> Brief: Filter the entries below, keeping every line that has the word "распоряжение".

> Data supplied:
◇ ◇ ◇ ◇ ◇ ◇ ◇

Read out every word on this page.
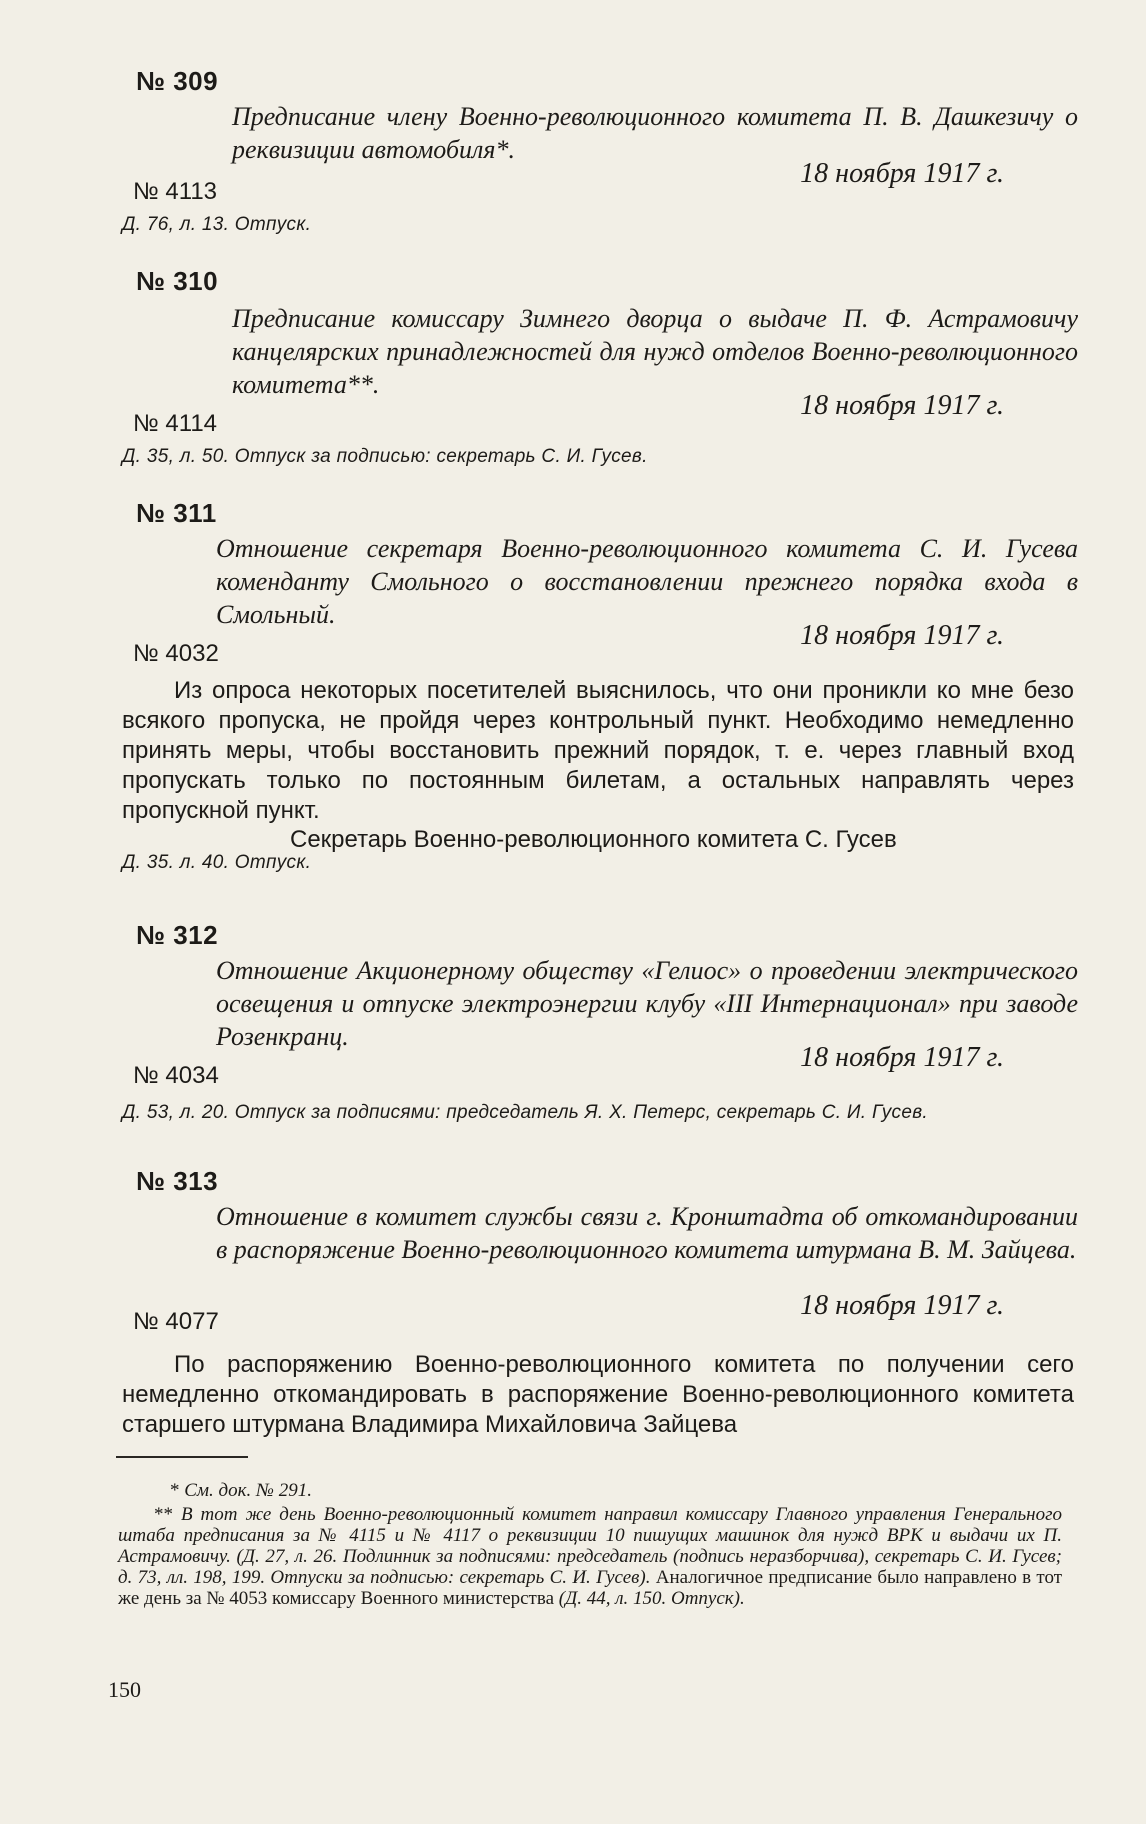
№ 309
Предписание члену Военно-революционного комитета П. В. Дашкезичу о реквизиции автомобиля*.
№ 4113
18 ноября 1917 г.
Д. 76, л. 13. Отпуск.
№ 310
Предписание комиссару Зимнего дворца о выдаче П. Ф. Астрамовичу канцелярских принадлежностей для нужд отделов Военно-революционного комитета**.
№ 4114
18 ноября 1917 г.
Д. 35, л. 50. Отпуск за подписью: секретарь С. И. Гусев.
№ 311
Отношение секретаря Военно-революционного комитета С. И. Гусева коменданту Смольного о восстановлении прежнего порядка входа в Смольный.
№ 4032
18 ноября 1917 г.
Из опроса некоторых посетителей выяснилось, что они проникли ко мне безо всякого пропуска, не пройдя через контрольный пункт. Необходимо немедленно принять меры, чтобы восстановить прежний порядок, т. е. через главный вход пропускать только по постоянным билетам, а остальных направлять через пропускной пункт.
Секретарь Военно-революционного комитета С. Гусев
Д. 35. л. 40. Отпуск.
№ 312
Отношение Акционерному обществу «Гелиос» о проведении электрического освещения и отпуске электроэнергии клубу «III Интернационал» при заводе Розенкранц.
№ 4034
18 ноября 1917 г.
Д. 53, л. 20. Отпуск за подписями: председатель Я. Х. Петерс, секретарь С. И. Гусев.
№ 313
Отношение в комитет службы связи г. Кронштадта об откомандировании в распоряжение Военно-революционного комитета штурмана В. М. Зайцева.
№ 4077
18 ноября 1917 г.
По распоряжению Военно-революционного комитета по получении сего немедленно откомандировать в распоряжение Военно-революционного комитета старшего штурмана Владимира Михайловича Зайцева
* См. док. № 291.
** В тот же день Военно-революционный комитет направил комиссару Главного управления Генерального штаба предписания за № 4115 и № 4117 о реквизиции 10 пишущих машинок для нужд ВРК и выдачи их П. Астрамовичу. (Д. 27, л. 26. Подлинник за подписями: председатель (подпись неразборчива), секретарь С. И. Гусев; д. 73, лл. 198, 199. Отпуски за подписью: секретарь С. И. Гусев). Аналогичное предписание было направлено в тот же день за № 4053 комиссару Военного министерства (Д. 44, л. 150. Отпуск).
150
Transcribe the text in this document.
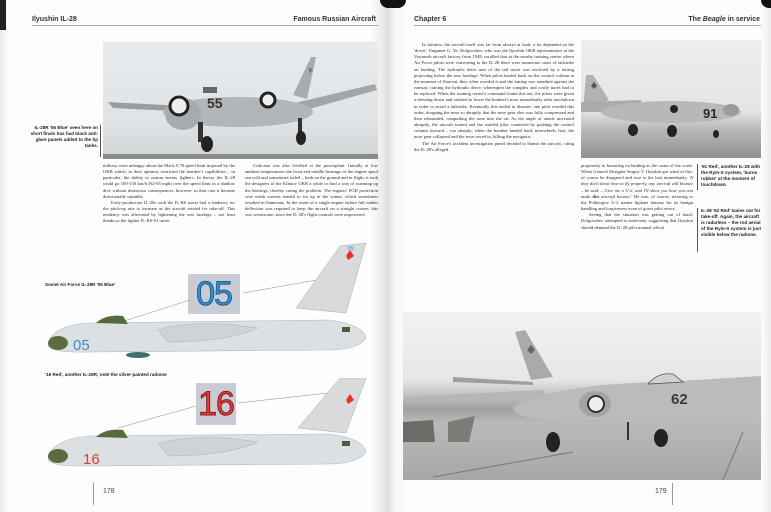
Ilyushin IL-28	Famous Russian Aircraft
55
IL-28R '55 Blue' seen here on short finals has had black anti-glare panels added to the tip tanks.

military were unhappy about the Mach 0.78 speed limit imposed by the OKB which, in their opinion, restricted the bomber's capabilities – in particular, the ability to outrun enemy fighters. In theory the IL-28 could go 100-150 km/h (62-93 mph) over the speed limit in a shallow dive without disastrous consequences; however, in that case it became directionally unstable.

Early-production IL-28s with the IL-K6 turret had a tendency for the pitch-up rate to increase as the aircraft rotated for take-off. This tendency was alleviated by lightening the rear fuselage – not least thanks to the lighter IL-K6-51 turret.

Criticism was also levelled at the powerplant. Initially at low ambient temperatures the front and middle bearings of the engine spool ran cold and sometimes failed – both on the ground and in flight; it took the designers of the Klimov OKB a while to find a way of warming up the bearings, thereby curing the problem. The engines' FOD protection wire mesh screens tended to ice up in the winter, which sometimes resulted in flameouts. In the event of a single-engine failure full rudder deflection was required to keep the aircraft on a straight course; this was wearisome, since the IL-28's flight controls were unpowered.

Soviet Air Force IL-28R '05 Blue' 05
05
05
'16 Red', another IL-28R; note the silver-painted radome
16
16
178
Chapter 6	The Beagle in service

In fairness, the aircraft itself was far from always at fault; a lot depended on the 'driver'. Engineer G. Ye. Dolgooshev, who was the Ilyushin OKB representative at the Voronezh aircraft factory from 1948, recalled that at the nearby training centre where Air Force pilots were converting to the IL-28 there were numerous cases of tailstrike on landing. The hydraulic drive unit of the tail turret was enclosed by a fairing projecting below the rear fuselage. When pilots hauled back on the control column at the moment of flareout, they often overdid it and the fairing was smashed against the runway, ruining the hydraulic drive, whereupon the complex and costly turret had to be replaced. When the training centre's command found this out, the pilots were given a dressing-down and ordered to lower the bomber's nose immediately after touchdown in order to avoid a tailstrike. Eventually this ended in disaster; one pilot overdid this order, dropping the nose so abruptly that the nose gear oleo was fully compressed and then rebounded, catapulting the nose into the air. As the angle of attack increased abruptly, the aircraft soared and the startled pilot countered by pushing the control column forward – too sharply; when the bomber landed hard, nosewheels first, the nose gear collapsed and the nose caved in, killing the navigator.

The Air Force's accident investigation panel decided to blame the aircraft, citing the IL-28's alleged

91
'91 Red', another IL-28 with the Rym-S system, 'burns rubber' at the moment of touchdown.

propensity to bouncing on landing as the cause of the crash. When General Designer Sergey V. Ilyushin got wind of this, of course he disagreed and rose to the bait immediately. 'If they don't know how to fly properly, any aircraft will bounce – he said. – Give me a U-2, and I'll show you how you can make this aircraft bounce.' He was, of course, referring to the Polikarpov U-2 trainer biplane famous for its benign handling and forgiveness even of grave pilot errors.

Seeing that the situation was getting out of hand, Dolgooshev attempted to intervene, suggesting that Ilyushin should demand the IL-28 pilot manual which

IL-28 '62 Red' taxies out for take-off. Again, the aircraft is radarless – the rod aerial of the Rym-S system is just visible below the radome.
62
179
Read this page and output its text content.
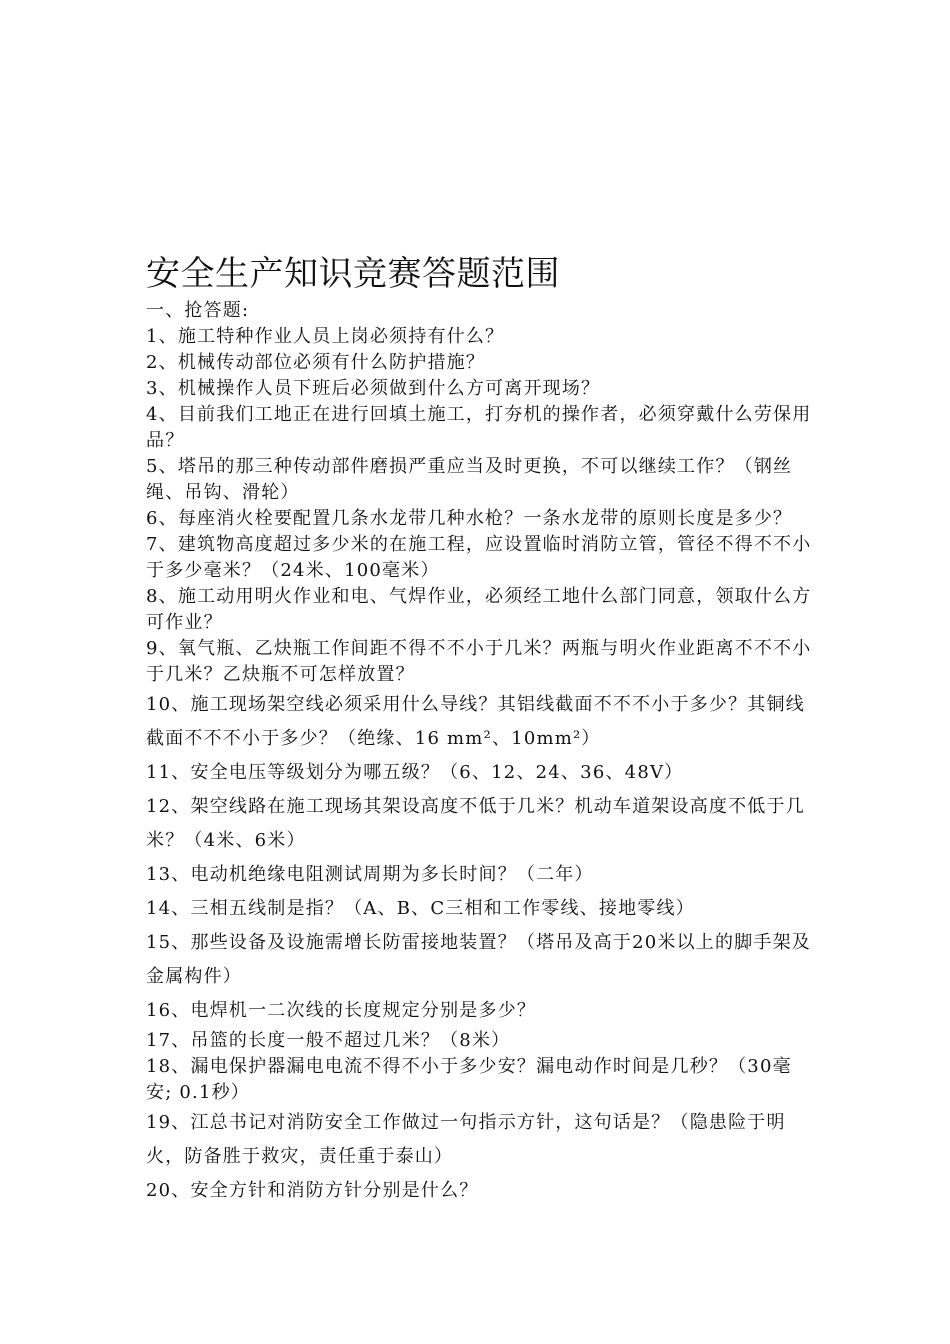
安全生产知识竞赛答题范围

一、抢答题:

1、施工特种作业人员上岗必须持有什么？

2、机械传动部位必须有什么防护措施？

3、机械操作人员下班后必须做到什么方可离开现场？

4、目前我们工地正在进行回填土施工，打夯机的操作者，必须穿戴什么劳保用品？

5、塔吊的那三种传动部件磨损严重应当及时更换，不可以继续工作？（钢丝绳、吊钩、滑轮）

6、每座消火栓要配置几条水龙带几种水枪？一条水龙带的原则长度是多少？

7、建筑物高度超过多少米的在施工程，应设置临时消防立管，管径不得不不小于多少毫米？（24米、100毫米）

8、施工动用明火作业和电、气焊作业，必须经工地什么部门同意，领取什么方可作业？

9、氧气瓶、乙炔瓶工作间距不得不不小于几米？两瓶与明火作业距离不不不小于几米？乙炔瓶不可怎样放置？

10、施工现场架空线必须采用什么导线？其铝线截面不不不小于多少？其铜线截面不不不小于多少？（绝缘、16 mm²、10mm²）

11、安全电压等级划分为哪五级？（6、12、24、36、48V）

12、架空线路在施工现场其架设高度不低于几米？机动车道架设高度不低于几米？（4米、6米）

13、电动机绝缘电阻测试周期为多长时间？（二年）

14、三相五线制是指？（A、B、C三相和工作零线、接地零线）

15、那些设备及设施需增长防雷接地装置？（塔吊及高于20米以上的脚手架及金属构件）

16、电焊机一二次线的长度规定分别是多少？

17、吊篮的长度一般不超过几米？（8米）

18、漏电保护器漏电电流不得不小于多少安？漏电动作时间是几秒？（30毫安; 0.1秒）

19、江总书记对消防安全工作做过一句指示方针，这句话是？（隐患险于明火，防备胜于救灾，责任重于泰山）

20、安全方针和消防方针分别是什么？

◇ ◇ ◇ ◇ ◇ ◇ ◇

> Task output:
Отношение в комитет службы связи г. Кронштадта об откомандировании в распоряжение Военно-революционного комитета штурмана В. М. Зайцева.
По распоряжению Военно-революционного комитета по получении сего немедленно откомандировать в распоряжение Военно-революционного комитета старшего штурмана Владимира Михайловича Зайцева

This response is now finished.